> Requirement:
Repeat exactly each line of the data provided below.

▽

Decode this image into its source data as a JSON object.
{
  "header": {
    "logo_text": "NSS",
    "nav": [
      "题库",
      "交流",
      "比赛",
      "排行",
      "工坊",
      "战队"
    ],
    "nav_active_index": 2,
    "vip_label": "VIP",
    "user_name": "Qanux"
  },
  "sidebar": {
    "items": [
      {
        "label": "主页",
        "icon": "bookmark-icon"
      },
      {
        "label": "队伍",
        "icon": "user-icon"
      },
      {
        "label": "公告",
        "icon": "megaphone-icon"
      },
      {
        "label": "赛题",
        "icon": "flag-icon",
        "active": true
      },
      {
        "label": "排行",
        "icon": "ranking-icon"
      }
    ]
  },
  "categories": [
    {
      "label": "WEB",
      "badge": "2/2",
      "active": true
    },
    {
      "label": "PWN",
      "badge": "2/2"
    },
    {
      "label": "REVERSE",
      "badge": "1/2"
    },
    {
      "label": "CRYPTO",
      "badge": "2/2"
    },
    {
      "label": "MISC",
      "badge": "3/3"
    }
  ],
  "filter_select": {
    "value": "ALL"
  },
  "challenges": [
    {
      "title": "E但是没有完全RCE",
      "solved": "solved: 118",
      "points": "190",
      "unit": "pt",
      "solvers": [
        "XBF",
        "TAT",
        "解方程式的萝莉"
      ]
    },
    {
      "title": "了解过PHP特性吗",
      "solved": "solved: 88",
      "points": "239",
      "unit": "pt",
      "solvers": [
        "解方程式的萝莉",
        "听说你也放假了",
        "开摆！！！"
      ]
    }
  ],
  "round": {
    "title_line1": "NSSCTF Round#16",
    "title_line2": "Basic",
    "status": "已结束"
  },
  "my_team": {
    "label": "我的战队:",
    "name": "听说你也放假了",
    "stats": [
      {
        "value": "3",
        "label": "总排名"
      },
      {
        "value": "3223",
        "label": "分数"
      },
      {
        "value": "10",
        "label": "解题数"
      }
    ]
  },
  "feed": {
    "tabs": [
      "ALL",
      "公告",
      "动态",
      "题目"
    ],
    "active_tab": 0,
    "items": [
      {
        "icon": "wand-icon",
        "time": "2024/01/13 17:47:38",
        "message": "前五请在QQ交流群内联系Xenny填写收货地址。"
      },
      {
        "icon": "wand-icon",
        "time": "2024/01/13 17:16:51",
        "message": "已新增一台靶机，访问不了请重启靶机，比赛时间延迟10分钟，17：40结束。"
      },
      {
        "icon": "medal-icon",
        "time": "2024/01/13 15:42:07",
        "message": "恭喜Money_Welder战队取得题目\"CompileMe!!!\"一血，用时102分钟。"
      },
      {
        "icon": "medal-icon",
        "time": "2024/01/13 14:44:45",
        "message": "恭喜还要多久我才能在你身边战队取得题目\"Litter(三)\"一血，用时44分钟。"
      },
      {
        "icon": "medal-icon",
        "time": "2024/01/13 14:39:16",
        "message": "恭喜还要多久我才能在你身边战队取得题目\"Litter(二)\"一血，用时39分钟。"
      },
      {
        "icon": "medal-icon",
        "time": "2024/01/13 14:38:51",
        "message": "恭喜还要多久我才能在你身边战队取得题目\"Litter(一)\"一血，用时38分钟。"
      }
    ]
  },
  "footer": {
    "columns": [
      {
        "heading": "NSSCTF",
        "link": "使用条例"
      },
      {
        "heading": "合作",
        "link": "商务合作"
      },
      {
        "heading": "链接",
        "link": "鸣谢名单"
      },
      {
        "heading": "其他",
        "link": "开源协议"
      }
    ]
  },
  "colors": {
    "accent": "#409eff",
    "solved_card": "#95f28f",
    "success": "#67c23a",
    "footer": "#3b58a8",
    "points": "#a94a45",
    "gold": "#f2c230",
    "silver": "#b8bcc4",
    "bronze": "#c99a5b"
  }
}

△

> Complete output:
Decode this image into its source data as a JSON object.
{
  "header": {
    "logo_text": "NSS",
    "nav": [
      "题库",
      "交流",
      "比赛",
      "排行",
      "工坊",
      "战队"
    ],
    "nav_active_index": 2,
    "vip_label": "VIP",
    "user_name": "Qanux"
  },
  "sidebar": {
    "items": [
      {
        "label": "主页",
        "icon": "bookmark-icon"
      },
      {
        "label": "队伍",
        "icon": "user-icon"
      },
      {
        "label": "公告",
        "icon": "megaphone-icon"
      },
      {
        "label": "赛题",
        "icon": "flag-icon",
        "active": true
      },
      {
        "label": "排行",
        "icon": "ranking-icon"
      }
    ]
  },
  "categories": [
    {
      "label": "WEB",
      "badge": "2/2",
      "active": true
    },
    {
      "label": "PWN",
      "badge": "2/2"
    },
    {
      "label": "REVERSE",
      "badge": "1/2"
    },
    {
      "label": "CRYPTO",
      "badge": "2/2"
    },
    {
      "label": "MISC",
      "badge": "3/3"
    }
  ],
  "filter_select": {
    "value": "ALL"
  },
  "challenges": [
    {
      "title": "E但是没有完全RCE",
      "solved": "solved: 118",
      "points": "190",
      "unit": "pt",
      "solvers": [
        "XBF",
        "TAT",
        "解方程式的萝莉"
      ]
    },
    {
      "title": "了解过PHP特性吗",
      "solved": "solved: 88",
      "points": "239",
      "unit": "pt",
      "solvers": [
        "解方程式的萝莉",
        "听说你也放假了",
        "开摆！！！"
      ]
    }
  ],
  "round": {
    "title_line1": "NSSCTF Round#16",
    "title_line2": "Basic",
    "status": "已结束"
  },
  "my_team": {
    "label": "我的战队:",
    "name": "听说你也放假了",
    "stats": [
      {
        "value": "3",
        "label": "总排名"
      },
      {
        "value": "3223",
        "label": "分数"
      },
      {
        "value": "10",
        "label": "解题数"
      }
    ]
  },
  "feed": {
    "tabs": [
      "ALL",
      "公告",
      "动态",
      "题目"
    ],
    "active_tab": 0,
    "items": [
      {
        "icon": "wand-icon",
        "time": "2024/01/13 17:47:38",
        "message": "前五请在QQ交流群内联系Xenny填写收货地址。"
      },
      {
        "icon": "wand-icon",
        "time": "2024/01/13 17:16:51",
        "message": "已新增一台靶机，访问不了请重启靶机，比赛时间延迟10分钟，17：40结束。"
      },
      {
        "icon": "medal-icon",
        "time": "2024/01/13 15:42:07",
        "message": "恭喜Money_Welder战队取得题目\"CompileMe!!!\"一血，用时102分钟。"
      },
      {
        "icon": "medal-icon",
        "time": "2024/01/13 14:44:45",
        "message": "恭喜还要多久我才能在你身边战队取得题目\"Litter(三)\"一血，用时44分钟。"
      },
      {
        "icon": "medal-icon",
        "time": "2024/01/13 14:39:16",
        "message": "恭喜还要多久我才能在你身边战队取得题目\"Litter(二)\"一血，用时39分钟。"
      },
      {
        "icon": "medal-icon",
        "time": "2024/01/13 14:38:51",
        "message": "恭喜还要多久我才能在你身边战队取得题目\"Litter(一)\"一血，用时38分钟。"
      }
    ]
  },
  "footer": {
    "columns": [
      {
        "heading": "NSSCTF",
        "link": "使用条例"
      },
      {
        "heading": "合作",
        "link": "商务合作"
      },
      {
        "heading": "链接",
        "link": "鸣谢名单"
      },
      {
        "heading": "其他",
        "link": "开源协议"
      }
    ]
  },
  "colors": {
    "accent": "#409eff",
    "solved_card": "#95f28f",
    "success": "#67c23a",
    "footer": "#3b58a8",
    "points": "#a94a45",
    "gold": "#f2c230",
    "silver": "#b8bcc4",
    "bronze": "#c99a5b"
  }
}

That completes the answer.